> [REQUEST]: Would you return all of this data exactly, leaving nothing out?

### INPUT MATERIAL

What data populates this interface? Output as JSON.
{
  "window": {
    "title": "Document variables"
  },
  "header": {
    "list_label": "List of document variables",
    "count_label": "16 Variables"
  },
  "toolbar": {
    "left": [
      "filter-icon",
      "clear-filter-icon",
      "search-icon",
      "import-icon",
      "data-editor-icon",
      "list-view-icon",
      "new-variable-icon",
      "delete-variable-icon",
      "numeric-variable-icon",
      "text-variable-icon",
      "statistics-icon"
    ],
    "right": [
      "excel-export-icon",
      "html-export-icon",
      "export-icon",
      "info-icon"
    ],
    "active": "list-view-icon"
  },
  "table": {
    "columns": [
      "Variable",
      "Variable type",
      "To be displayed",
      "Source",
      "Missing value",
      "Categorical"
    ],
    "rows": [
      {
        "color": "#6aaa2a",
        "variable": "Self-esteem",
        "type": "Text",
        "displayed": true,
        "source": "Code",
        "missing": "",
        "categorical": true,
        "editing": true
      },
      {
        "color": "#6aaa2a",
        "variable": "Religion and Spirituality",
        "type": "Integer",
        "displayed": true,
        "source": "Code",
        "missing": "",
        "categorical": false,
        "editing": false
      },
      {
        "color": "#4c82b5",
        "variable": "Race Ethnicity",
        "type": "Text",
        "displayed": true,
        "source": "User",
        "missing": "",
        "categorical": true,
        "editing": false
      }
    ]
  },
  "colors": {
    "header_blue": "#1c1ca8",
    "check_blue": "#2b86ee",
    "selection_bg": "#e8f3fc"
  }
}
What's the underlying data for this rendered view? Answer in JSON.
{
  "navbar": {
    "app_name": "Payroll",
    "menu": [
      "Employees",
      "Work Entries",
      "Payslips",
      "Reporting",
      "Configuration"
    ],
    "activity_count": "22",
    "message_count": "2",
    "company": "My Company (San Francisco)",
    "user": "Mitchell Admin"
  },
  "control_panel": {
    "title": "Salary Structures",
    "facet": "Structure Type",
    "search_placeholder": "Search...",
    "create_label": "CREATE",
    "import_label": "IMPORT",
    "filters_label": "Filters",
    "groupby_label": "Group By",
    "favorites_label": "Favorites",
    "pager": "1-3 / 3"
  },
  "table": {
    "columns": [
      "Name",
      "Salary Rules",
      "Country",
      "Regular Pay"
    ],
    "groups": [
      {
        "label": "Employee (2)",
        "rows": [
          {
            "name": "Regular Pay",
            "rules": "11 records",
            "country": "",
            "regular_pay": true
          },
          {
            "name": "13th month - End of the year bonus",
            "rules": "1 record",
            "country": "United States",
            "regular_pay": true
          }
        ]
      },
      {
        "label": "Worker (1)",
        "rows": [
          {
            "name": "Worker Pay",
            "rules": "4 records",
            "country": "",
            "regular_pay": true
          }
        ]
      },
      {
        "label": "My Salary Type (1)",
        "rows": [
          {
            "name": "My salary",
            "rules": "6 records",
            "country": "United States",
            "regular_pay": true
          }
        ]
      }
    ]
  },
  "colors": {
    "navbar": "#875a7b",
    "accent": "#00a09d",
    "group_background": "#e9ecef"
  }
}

######

> [REPLY TO THE EXERCISE]:
What data populates this interface? Output as JSON.
{
  "window": {
    "title": "Document variables"
  },
  "header": {
    "list_label": "List of document variables",
    "count_label": "16 Variables"
  },
  "toolbar": {
    "left": [
      "filter-icon",
      "clear-filter-icon",
      "search-icon",
      "import-icon",
      "data-editor-icon",
      "list-view-icon",
      "new-variable-icon",
      "delete-variable-icon",
      "numeric-variable-icon",
      "text-variable-icon",
      "statistics-icon"
    ],
    "right": [
      "excel-export-icon",
      "html-export-icon",
      "export-icon",
      "info-icon"
    ],
    "active": "list-view-icon"
  },
  "table": {
    "columns": [
      "Variable",
      "Variable type",
      "To be displayed",
      "Source",
      "Missing value",
      "Categorical"
    ],
    "rows": [
      {
        "color": "#6aaa2a",
        "variable": "Self-esteem",
        "type": "Text",
        "displayed": true,
        "source": "Code",
        "missing": "",
        "categorical": true,
        "editing": true
      },
      {
        "color": "#6aaa2a",
        "variable": "Religion and Spirituality",
        "type": "Integer",
        "displayed": true,
        "source": "Code",
        "missing": "",
        "categorical": false,
        "editing": false
      },
      {
        "color": "#4c82b5",
        "variable": "Race Ethnicity",
        "type": "Text",
        "displayed": true,
        "source": "User",
        "missing": "",
        "categorical": true,
        "editing": false
      }
    ]
  },
  "colors": {
    "header_blue": "#1c1ca8",
    "check_blue": "#2b86ee",
    "selection_bg": "#e8f3fc"
  }
}
What's the underlying data for this rendered view? Answer in JSON.
{
  "navbar": {
    "app_name": "Payroll",
    "menu": [
      "Employees",
      "Work Entries",
      "Payslips",
      "Reporting",
      "Configuration"
    ],
    "activity_count": "22",
    "message_count": "2",
    "company": "My Company (San Francisco)",
    "user": "Mitchell Admin"
  },
  "control_panel": {
    "title": "Salary Structures",
    "facet": "Structure Type",
    "search_placeholder": "Search...",
    "create_label": "CREATE",
    "import_label": "IMPORT",
    "filters_label": "Filters",
    "groupby_label": "Group By",
    "favorites_label": "Favorites",
    "pager": "1-3 / 3"
  },
  "table": {
    "columns": [
      "Name",
      "Salary Rules",
      "Country",
      "Regular Pay"
    ],
    "groups": [
      {
        "label": "Employee (2)",
        "rows": [
          {
            "name": "Regular Pay",
            "rules": "11 records",
            "country": "",
            "regular_pay": true
          },
          {
            "name": "13th month - End of the year bonus",
            "rules": "1 record",
            "country": "United States",
            "regular_pay": true
          }
        ]
      },
      {
        "label": "Worker (1)",
        "rows": [
          {
            "name": "Worker Pay",
            "rules": "4 records",
            "country": "",
            "regular_pay": true
          }
        ]
      },
      {
        "label": "My Salary Type (1)",
        "rows": [
          {
            "name": "My salary",
            "rules": "6 records",
            "country": "United States",
            "regular_pay": true
          }
        ]
      }
    ]
  },
  "colors": {
    "navbar": "#875a7b",
    "accent": "#00a09d",
    "group_background": "#e9ecef"
  }
}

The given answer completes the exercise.